• **WRITTEN TASK**:
The entries below are to be repeated exactly as they stand.

• **INPUT DATA**:
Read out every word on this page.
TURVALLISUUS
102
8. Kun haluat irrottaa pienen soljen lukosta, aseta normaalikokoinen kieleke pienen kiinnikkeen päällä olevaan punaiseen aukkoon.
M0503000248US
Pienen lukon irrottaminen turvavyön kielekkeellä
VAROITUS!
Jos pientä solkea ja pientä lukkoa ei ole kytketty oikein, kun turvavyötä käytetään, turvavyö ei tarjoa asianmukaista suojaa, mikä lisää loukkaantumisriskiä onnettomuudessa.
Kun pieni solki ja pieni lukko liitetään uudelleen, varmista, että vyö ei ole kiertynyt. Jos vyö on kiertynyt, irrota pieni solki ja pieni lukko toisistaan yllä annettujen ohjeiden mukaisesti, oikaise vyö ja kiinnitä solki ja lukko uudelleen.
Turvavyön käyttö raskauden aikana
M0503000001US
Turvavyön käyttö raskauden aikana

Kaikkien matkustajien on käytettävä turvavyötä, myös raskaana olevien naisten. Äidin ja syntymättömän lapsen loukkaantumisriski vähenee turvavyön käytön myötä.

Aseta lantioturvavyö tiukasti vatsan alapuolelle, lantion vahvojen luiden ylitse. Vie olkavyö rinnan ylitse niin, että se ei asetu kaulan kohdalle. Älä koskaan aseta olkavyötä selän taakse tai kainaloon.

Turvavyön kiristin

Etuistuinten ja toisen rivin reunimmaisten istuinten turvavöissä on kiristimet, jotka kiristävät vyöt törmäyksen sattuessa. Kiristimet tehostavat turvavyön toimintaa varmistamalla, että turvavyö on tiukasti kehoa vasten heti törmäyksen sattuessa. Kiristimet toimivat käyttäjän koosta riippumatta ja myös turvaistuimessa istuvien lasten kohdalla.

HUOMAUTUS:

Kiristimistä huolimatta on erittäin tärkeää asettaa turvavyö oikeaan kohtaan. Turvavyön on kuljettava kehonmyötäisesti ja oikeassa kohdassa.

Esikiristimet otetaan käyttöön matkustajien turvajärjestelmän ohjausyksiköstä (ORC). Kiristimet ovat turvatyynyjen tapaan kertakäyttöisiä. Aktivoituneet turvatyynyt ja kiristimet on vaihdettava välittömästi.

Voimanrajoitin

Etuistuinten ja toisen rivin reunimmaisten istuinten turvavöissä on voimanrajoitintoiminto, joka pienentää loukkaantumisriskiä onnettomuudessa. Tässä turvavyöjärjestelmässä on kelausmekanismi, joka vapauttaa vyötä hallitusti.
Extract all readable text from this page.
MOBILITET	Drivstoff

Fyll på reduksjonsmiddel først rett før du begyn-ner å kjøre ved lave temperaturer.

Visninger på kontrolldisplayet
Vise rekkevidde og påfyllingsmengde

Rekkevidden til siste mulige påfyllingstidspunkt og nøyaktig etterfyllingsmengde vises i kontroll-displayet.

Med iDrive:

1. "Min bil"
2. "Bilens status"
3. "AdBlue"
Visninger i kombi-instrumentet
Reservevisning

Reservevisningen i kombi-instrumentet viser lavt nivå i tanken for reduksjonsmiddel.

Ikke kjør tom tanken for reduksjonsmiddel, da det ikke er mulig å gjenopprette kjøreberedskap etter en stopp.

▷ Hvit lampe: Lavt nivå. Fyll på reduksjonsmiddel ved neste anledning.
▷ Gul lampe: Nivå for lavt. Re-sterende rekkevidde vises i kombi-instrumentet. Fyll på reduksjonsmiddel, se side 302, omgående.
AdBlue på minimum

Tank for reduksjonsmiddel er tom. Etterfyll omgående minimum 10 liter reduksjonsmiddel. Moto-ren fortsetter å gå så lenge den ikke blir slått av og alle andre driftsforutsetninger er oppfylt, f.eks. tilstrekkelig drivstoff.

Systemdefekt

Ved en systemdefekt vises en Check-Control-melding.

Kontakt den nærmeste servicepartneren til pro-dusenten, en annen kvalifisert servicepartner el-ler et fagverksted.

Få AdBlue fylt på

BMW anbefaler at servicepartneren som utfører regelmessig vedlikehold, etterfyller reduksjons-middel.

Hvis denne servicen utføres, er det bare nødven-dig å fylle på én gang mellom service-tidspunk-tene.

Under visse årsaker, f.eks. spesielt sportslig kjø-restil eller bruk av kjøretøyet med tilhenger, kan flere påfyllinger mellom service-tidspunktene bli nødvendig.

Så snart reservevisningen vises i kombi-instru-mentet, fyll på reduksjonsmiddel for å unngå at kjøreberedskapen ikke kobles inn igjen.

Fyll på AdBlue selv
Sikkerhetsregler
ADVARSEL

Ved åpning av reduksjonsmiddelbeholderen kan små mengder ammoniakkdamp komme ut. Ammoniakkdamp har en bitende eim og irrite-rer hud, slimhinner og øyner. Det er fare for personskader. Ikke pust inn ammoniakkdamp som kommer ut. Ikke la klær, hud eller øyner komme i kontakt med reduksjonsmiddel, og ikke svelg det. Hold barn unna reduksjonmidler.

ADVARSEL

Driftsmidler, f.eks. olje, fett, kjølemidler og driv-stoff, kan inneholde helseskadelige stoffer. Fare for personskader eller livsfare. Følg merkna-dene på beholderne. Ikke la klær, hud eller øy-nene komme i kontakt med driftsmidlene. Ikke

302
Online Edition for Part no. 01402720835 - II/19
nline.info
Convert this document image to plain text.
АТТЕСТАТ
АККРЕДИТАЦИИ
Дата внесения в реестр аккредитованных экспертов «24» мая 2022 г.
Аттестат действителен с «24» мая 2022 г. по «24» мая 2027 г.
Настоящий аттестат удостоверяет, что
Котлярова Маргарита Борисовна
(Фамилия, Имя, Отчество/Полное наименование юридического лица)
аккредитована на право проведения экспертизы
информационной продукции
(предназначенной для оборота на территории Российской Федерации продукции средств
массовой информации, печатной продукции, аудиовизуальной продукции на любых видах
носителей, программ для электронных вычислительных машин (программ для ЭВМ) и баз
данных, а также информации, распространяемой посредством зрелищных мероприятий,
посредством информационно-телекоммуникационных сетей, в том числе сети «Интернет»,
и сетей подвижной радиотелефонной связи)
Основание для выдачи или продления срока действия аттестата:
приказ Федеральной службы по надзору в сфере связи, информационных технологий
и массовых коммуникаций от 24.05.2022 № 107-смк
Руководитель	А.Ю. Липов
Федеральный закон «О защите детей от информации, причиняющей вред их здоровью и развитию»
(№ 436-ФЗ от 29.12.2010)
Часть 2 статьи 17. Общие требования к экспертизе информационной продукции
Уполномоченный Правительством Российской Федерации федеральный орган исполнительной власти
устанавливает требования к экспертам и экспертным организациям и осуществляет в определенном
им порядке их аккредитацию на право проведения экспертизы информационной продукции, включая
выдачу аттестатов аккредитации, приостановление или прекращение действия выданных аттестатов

• **FULL ANSWER**:
Read out every word on this page.
TURVALLISUUS
102
8. Kun haluat irrottaa pienen soljen lukosta, aseta normaalikokoinen kieleke pienen kiinnikkeen päällä olevaan punaiseen aukkoon.
M0503000248US
Pienen lukon irrottaminen turvavyön kielekkeellä
VAROITUS!
Jos pientä solkea ja pientä lukkoa ei ole kytketty oikein, kun turvavyötä käytetään, turvavyö ei tarjoa asianmukaista suojaa, mikä lisää loukkaantumisriskiä onnettomuudessa.
Kun pieni solki ja pieni lukko liitetään uudelleen, varmista, että vyö ei ole kiertynyt. Jos vyö on kiertynyt, irrota pieni solki ja pieni lukko toisistaan yllä annettujen ohjeiden mukaisesti, oikaise vyö ja kiinnitä solki ja lukko uudelleen.
Turvavyön käyttö raskauden aikana
M0503000001US
Turvavyön käyttö raskauden aikana

Kaikkien matkustajien on käytettävä turvavyötä, myös raskaana olevien naisten. Äidin ja syntymättömän lapsen loukkaantumisriski vähenee turvavyön käytön myötä.

Aseta lantioturvavyö tiukasti vatsan alapuolelle, lantion vahvojen luiden ylitse. Vie olkavyö rinnan ylitse niin, että se ei asetu kaulan kohdalle. Älä koskaan aseta olkavyötä selän taakse tai kainaloon.

Turvavyön kiristin

Etuistuinten ja toisen rivin reunimmaisten istuinten turvavöissä on kiristimet, jotka kiristävät vyöt törmäyksen sattuessa. Kiristimet tehostavat turvavyön toimintaa varmistamalla, että turvavyö on tiukasti kehoa vasten heti törmäyksen sattuessa. Kiristimet toimivat käyttäjän koosta riippumatta ja myös turvaistuimessa istuvien lasten kohdalla.

HUOMAUTUS:

Kiristimistä huolimatta on erittäin tärkeää asettaa turvavyö oikeaan kohtaan. Turvavyön on kuljettava kehonmyötäisesti ja oikeassa kohdassa.

Esikiristimet otetaan käyttöön matkustajien turvajärjestelmän ohjausyksiköstä (ORC). Kiristimet ovat turvatyynyjen tapaan kertakäyttöisiä. Aktivoituneet turvatyynyt ja kiristimet on vaihdettava välittömästi.

Voimanrajoitin

Etuistuinten ja toisen rivin reunimmaisten istuinten turvavöissä on voimanrajoitintoiminto, joka pienentää loukkaantumisriskiä onnettomuudessa. Tässä turvavyöjärjestelmässä on kelausmekanismi, joka vapauttaa vyötä hallitusti.
Extract all readable text from this page.
MOBILITET	Drivstoff

Fyll på reduksjonsmiddel først rett før du begyn-ner å kjøre ved lave temperaturer.

Visninger på kontrolldisplayet
Vise rekkevidde og påfyllingsmengde

Rekkevidden til siste mulige påfyllingstidspunkt og nøyaktig etterfyllingsmengde vises i kontroll-displayet.

Med iDrive:

1. "Min bil"
2. "Bilens status"
3. "AdBlue"
Visninger i kombi-instrumentet
Reservevisning

Reservevisningen i kombi-instrumentet viser lavt nivå i tanken for reduksjonsmiddel.

Ikke kjør tom tanken for reduksjonsmiddel, da det ikke er mulig å gjenopprette kjøreberedskap etter en stopp.

▷ Hvit lampe: Lavt nivå. Fyll på reduksjonsmiddel ved neste anledning.
▷ Gul lampe: Nivå for lavt. Re-sterende rekkevidde vises i kombi-instrumentet. Fyll på reduksjonsmiddel, se side 302, omgående.
AdBlue på minimum

Tank for reduksjonsmiddel er tom. Etterfyll omgående minimum 10 liter reduksjonsmiddel. Moto-ren fortsetter å gå så lenge den ikke blir slått av og alle andre driftsforutsetninger er oppfylt, f.eks. tilstrekkelig drivstoff.

Systemdefekt

Ved en systemdefekt vises en Check-Control-melding.

Kontakt den nærmeste servicepartneren til pro-dusenten, en annen kvalifisert servicepartner el-ler et fagverksted.

Få AdBlue fylt på

BMW anbefaler at servicepartneren som utfører regelmessig vedlikehold, etterfyller reduksjons-middel.

Hvis denne servicen utføres, er det bare nødven-dig å fylle på én gang mellom service-tidspunk-tene.

Under visse årsaker, f.eks. spesielt sportslig kjø-restil eller bruk av kjøretøyet med tilhenger, kan flere påfyllinger mellom service-tidspunktene bli nødvendig.

Så snart reservevisningen vises i kombi-instru-mentet, fyll på reduksjonsmiddel for å unngå at kjøreberedskapen ikke kobles inn igjen.

Fyll på AdBlue selv
Sikkerhetsregler
ADVARSEL

Ved åpning av reduksjonsmiddelbeholderen kan små mengder ammoniakkdamp komme ut. Ammoniakkdamp har en bitende eim og irrite-rer hud, slimhinner og øyner. Det er fare for personskader. Ikke pust inn ammoniakkdamp som kommer ut. Ikke la klær, hud eller øyner komme i kontakt med reduksjonsmiddel, og ikke svelg det. Hold barn unna reduksjonmidler.

ADVARSEL

Driftsmidler, f.eks. olje, fett, kjølemidler og driv-stoff, kan inneholde helseskadelige stoffer. Fare for personskader eller livsfare. Følg merkna-dene på beholderne. Ikke la klær, hud eller øy-nene komme i kontakt med driftsmidlene. Ikke

302
Online Edition for Part no. 01402720835 - II/19
nline.info
Convert this document image to plain text.
АТТЕСТАТ
АККРЕДИТАЦИИ
Дата внесения в реестр аккредитованных экспертов «24» мая 2022 г.
Аттестат действителен с «24» мая 2022 г. по «24» мая 2027 г.
Настоящий аттестат удостоверяет, что
Котлярова Маргарита Борисовна
(Фамилия, Имя, Отчество/Полное наименование юридического лица)
аккредитована на право проведения экспертизы
информационной продукции
(предназначенной для оборота на территории Российской Федерации продукции средств
массовой информации, печатной продукции, аудиовизуальной продукции на любых видах
носителей, программ для электронных вычислительных машин (программ для ЭВМ) и баз
данных, а также информации, распространяемой посредством зрелищных мероприятий,
посредством информационно-телекоммуникационных сетей, в том числе сети «Интернет»,
и сетей подвижной радиотелефонной связи)
Основание для выдачи или продления срока действия аттестата:
приказ Федеральной службы по надзору в сфере связи, информационных технологий
и массовых коммуникаций от 24.05.2022 № 107-смк
Руководитель	А.Ю. Липов
Федеральный закон «О защите детей от информации, причиняющей вред их здоровью и развитию»
(№ 436-ФЗ от 29.12.2010)
Часть 2 статьи 17. Общие требования к экспертизе информационной продукции
Уполномоченный Правительством Российской Федерации федеральный орган исполнительной власти
устанавливает требования к экспертам и экспертным организациям и осуществляет в определенном
им порядке их аккредитацию на право проведения экспертизы информационной продукции, включая
выдачу аттестатов аккредитации, приостановление или прекращение действия выданных аттестатов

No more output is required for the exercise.